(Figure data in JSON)
-.-.-
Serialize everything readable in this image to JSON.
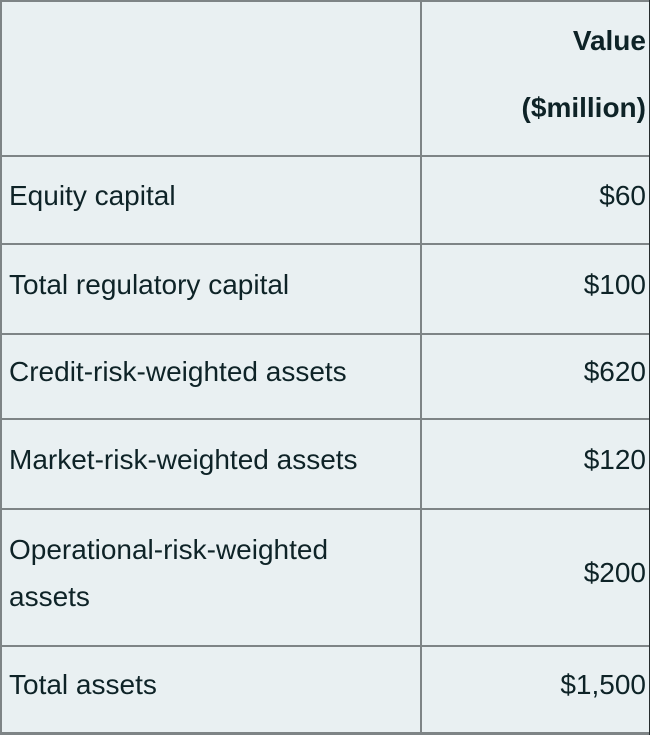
{
  "table": {
    "header": {
      "col1": "",
      "col2_line1": "Value",
      "col2_line2": "($million)"
    },
    "rows": [
      {
        "label": "Equity capital",
        "value": "$60"
      },
      {
        "label": "Total regulatory capital",
        "value": "$100"
      },
      {
        "label": "Credit-risk-weighted assets",
        "value": "$620"
      },
      {
        "label": "Market-risk-weighted assets",
        "value": "$120"
      },
      {
        "label": "Operational-risk-weighted assets",
        "value": "$200"
      },
      {
        "label": "Total assets",
        "value": "$1,500"
      }
    ]
  },
  "chart_data": {
    "type": "table",
    "columns": [
      "",
      "Value ($million)"
    ],
    "rows": [
      [
        "Equity capital",
        60
      ],
      [
        "Total regulatory capital",
        100
      ],
      [
        "Credit-risk-weighted assets",
        620
      ],
      [
        "Market-risk-weighted assets",
        120
      ],
      [
        "Operational-risk-weighted assets",
        200
      ],
      [
        "Total assets",
        1500
      ]
    ]
  },
  "colors": {
    "cell_background": "#e9f0f2",
    "grid_border": "#7e8486",
    "right_edge_border": "#262c2e",
    "text": "#0e2327",
    "page_background": "#f1f5f6"
  }
}
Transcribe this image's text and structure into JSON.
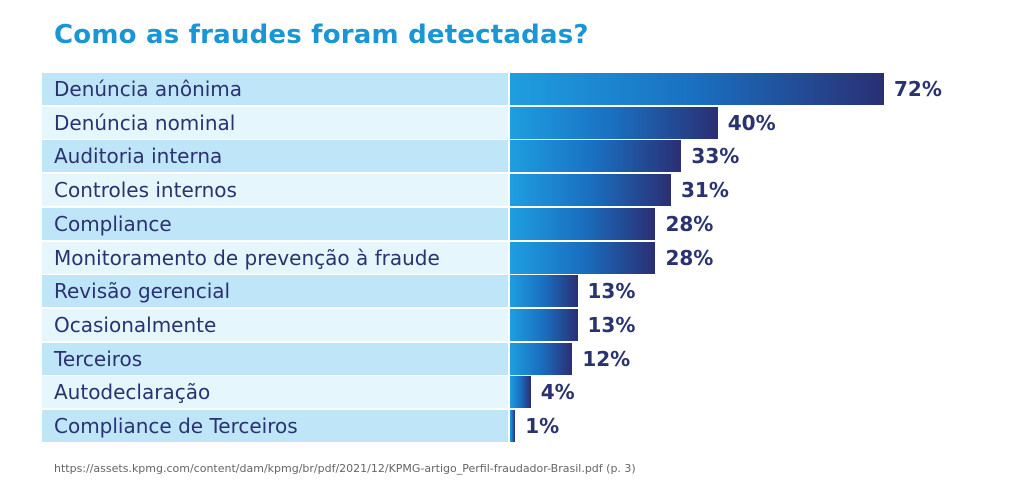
-.-.-
## Stated goal:
Of the lines in this material, state how many hold the string "text". Write no other words.

## Result for this exercise:
2